> _REQUIREMENT_
How many of the lines below contain the word "mouse"? Only the number is wanted.
** DATA SHOWN follows **
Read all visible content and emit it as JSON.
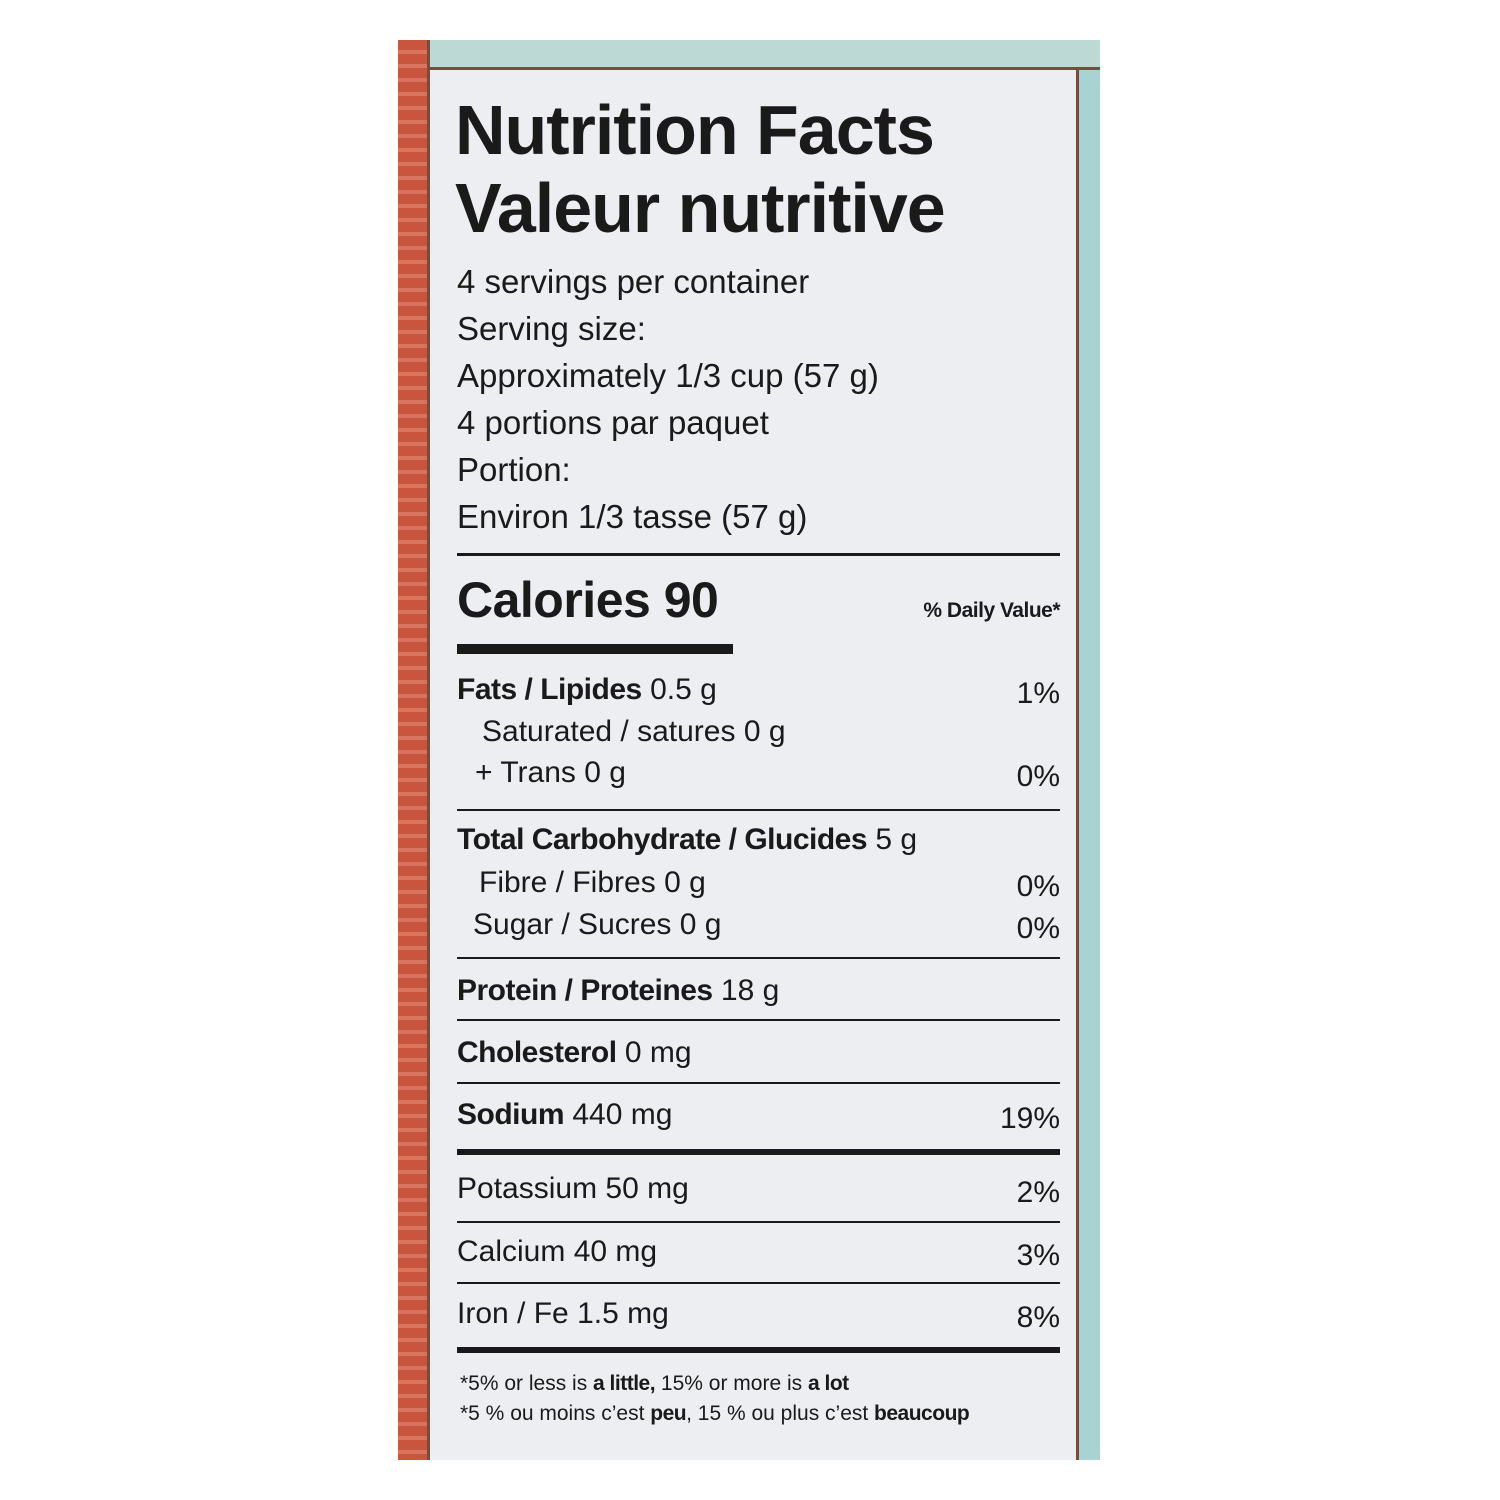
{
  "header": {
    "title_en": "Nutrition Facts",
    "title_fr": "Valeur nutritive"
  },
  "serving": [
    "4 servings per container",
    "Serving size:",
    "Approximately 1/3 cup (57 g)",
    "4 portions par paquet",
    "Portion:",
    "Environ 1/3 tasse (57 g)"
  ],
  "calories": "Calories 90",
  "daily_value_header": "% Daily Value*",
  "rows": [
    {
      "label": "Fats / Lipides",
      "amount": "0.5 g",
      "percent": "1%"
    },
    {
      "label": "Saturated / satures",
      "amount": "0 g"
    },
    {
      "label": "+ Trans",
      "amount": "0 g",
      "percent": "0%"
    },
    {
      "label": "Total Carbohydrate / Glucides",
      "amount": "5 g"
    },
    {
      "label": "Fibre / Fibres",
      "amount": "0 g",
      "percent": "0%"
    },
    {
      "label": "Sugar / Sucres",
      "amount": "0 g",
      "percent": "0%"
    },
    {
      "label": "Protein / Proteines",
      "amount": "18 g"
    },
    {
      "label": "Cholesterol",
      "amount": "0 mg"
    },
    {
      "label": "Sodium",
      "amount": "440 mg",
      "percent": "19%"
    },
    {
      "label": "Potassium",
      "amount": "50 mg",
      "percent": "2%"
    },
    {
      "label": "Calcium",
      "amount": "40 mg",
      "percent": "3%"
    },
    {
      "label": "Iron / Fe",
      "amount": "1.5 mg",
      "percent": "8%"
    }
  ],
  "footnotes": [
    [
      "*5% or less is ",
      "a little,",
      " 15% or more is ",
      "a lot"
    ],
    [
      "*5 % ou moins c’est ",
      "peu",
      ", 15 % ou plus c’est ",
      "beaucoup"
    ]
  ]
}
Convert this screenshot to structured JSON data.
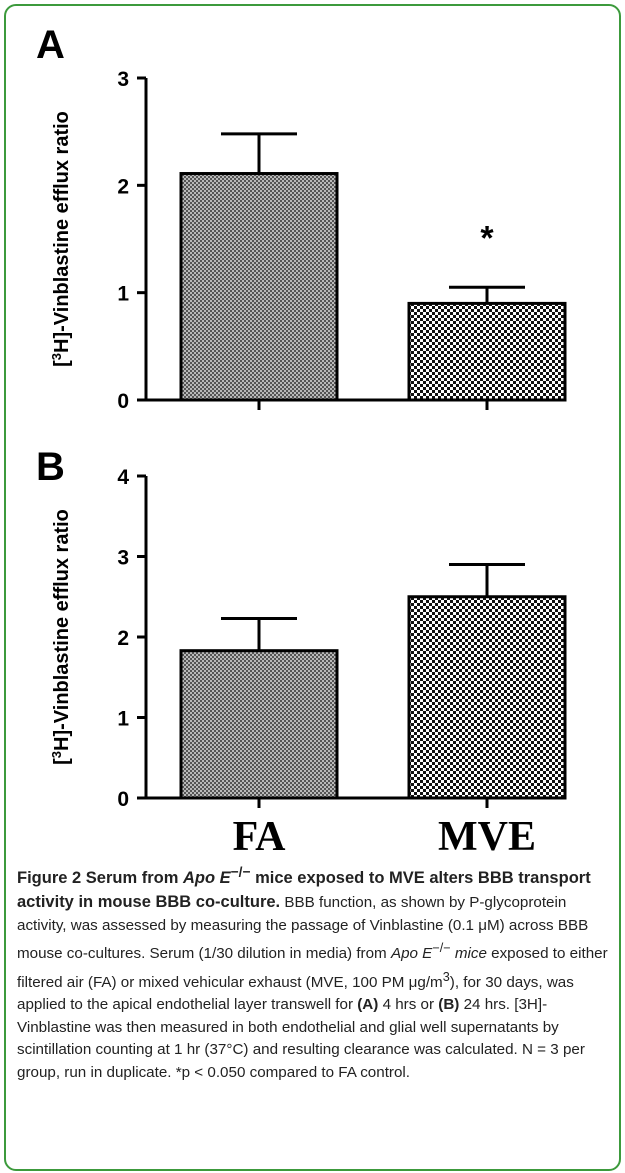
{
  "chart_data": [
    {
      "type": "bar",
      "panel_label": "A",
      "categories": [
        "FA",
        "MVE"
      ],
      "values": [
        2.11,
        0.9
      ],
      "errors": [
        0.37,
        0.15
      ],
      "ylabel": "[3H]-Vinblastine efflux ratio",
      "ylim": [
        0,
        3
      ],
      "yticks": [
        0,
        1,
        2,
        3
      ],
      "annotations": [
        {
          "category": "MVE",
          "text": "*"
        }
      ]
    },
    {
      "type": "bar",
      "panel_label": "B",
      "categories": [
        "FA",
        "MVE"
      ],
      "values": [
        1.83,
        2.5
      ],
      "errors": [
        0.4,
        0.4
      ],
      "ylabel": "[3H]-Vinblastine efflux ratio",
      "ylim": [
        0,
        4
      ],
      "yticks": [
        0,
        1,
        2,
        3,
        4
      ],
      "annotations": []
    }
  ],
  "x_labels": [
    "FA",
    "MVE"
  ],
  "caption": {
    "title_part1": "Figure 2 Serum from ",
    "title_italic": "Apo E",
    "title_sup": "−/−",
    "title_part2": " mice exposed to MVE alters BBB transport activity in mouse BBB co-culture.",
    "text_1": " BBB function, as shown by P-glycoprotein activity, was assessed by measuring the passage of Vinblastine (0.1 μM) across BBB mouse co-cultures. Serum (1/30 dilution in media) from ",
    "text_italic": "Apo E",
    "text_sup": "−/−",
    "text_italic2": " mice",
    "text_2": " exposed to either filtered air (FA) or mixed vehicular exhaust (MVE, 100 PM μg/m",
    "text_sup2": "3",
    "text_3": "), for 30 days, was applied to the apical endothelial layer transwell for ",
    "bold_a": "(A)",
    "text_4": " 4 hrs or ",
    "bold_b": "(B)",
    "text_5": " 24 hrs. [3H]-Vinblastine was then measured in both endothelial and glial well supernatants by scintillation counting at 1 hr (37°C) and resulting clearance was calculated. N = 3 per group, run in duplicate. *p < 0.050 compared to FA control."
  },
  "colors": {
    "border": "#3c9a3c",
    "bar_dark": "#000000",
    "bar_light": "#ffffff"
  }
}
** End of DATA SHOWN **
** DATA SHOWN follows **
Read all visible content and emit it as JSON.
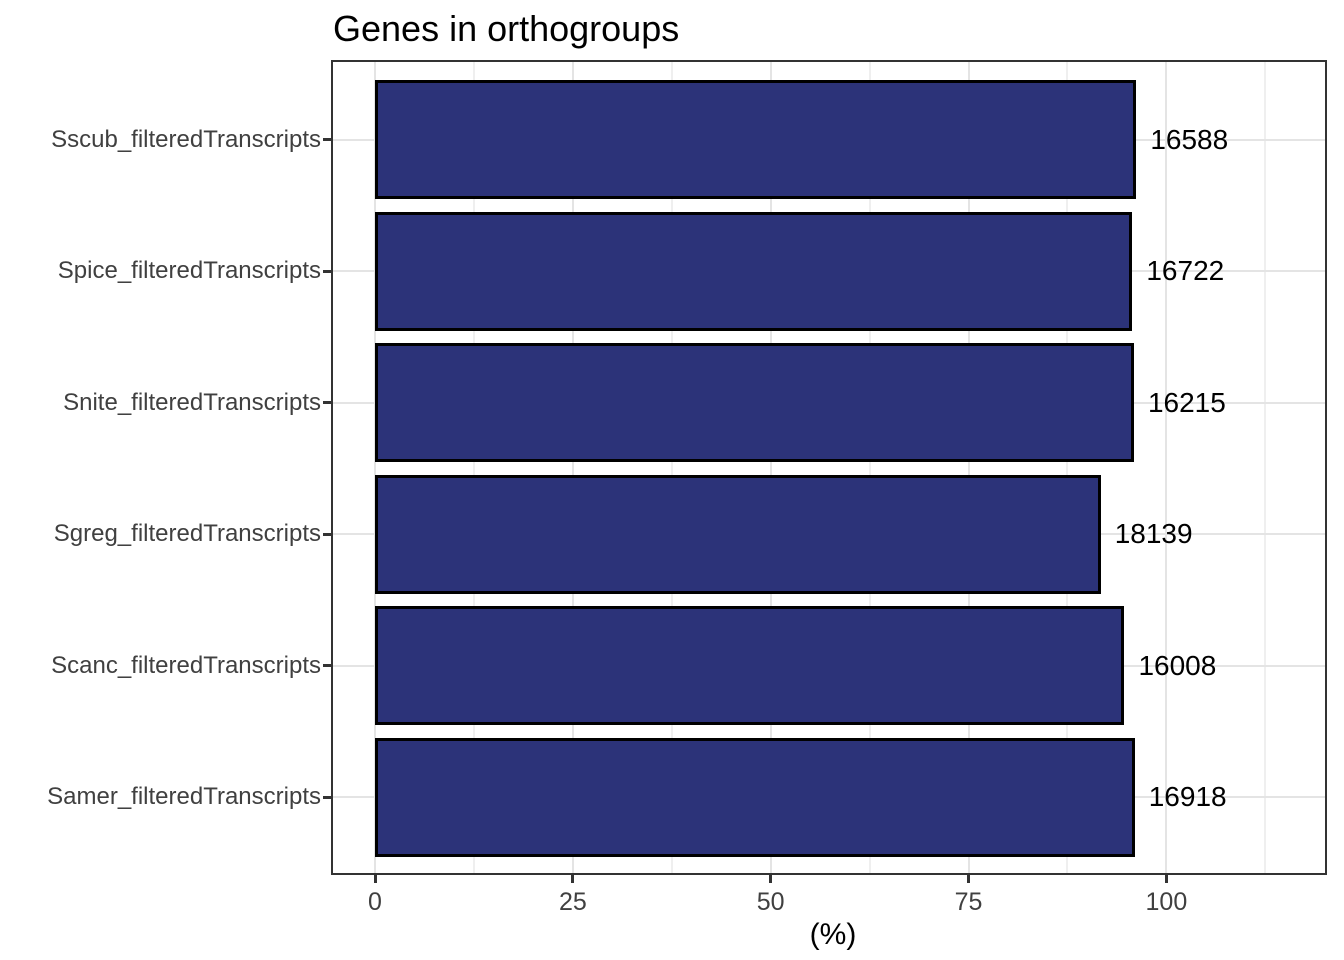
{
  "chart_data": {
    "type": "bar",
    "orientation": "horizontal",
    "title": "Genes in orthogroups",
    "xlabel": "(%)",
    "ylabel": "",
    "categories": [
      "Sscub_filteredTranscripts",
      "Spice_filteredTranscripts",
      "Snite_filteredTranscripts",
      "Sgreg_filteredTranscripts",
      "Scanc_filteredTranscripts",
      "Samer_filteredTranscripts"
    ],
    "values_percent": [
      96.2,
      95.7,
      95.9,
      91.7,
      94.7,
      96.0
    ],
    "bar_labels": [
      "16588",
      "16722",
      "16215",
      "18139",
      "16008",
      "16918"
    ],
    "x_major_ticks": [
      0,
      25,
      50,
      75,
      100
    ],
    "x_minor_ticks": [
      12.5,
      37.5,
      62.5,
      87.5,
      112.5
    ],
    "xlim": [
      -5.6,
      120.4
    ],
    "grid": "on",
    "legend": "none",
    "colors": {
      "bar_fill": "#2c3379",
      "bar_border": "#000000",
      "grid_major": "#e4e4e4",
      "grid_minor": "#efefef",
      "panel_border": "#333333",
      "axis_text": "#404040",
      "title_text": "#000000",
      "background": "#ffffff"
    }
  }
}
** End of DATA SHOWN **
> _OUTPUT OF THE TASK_
2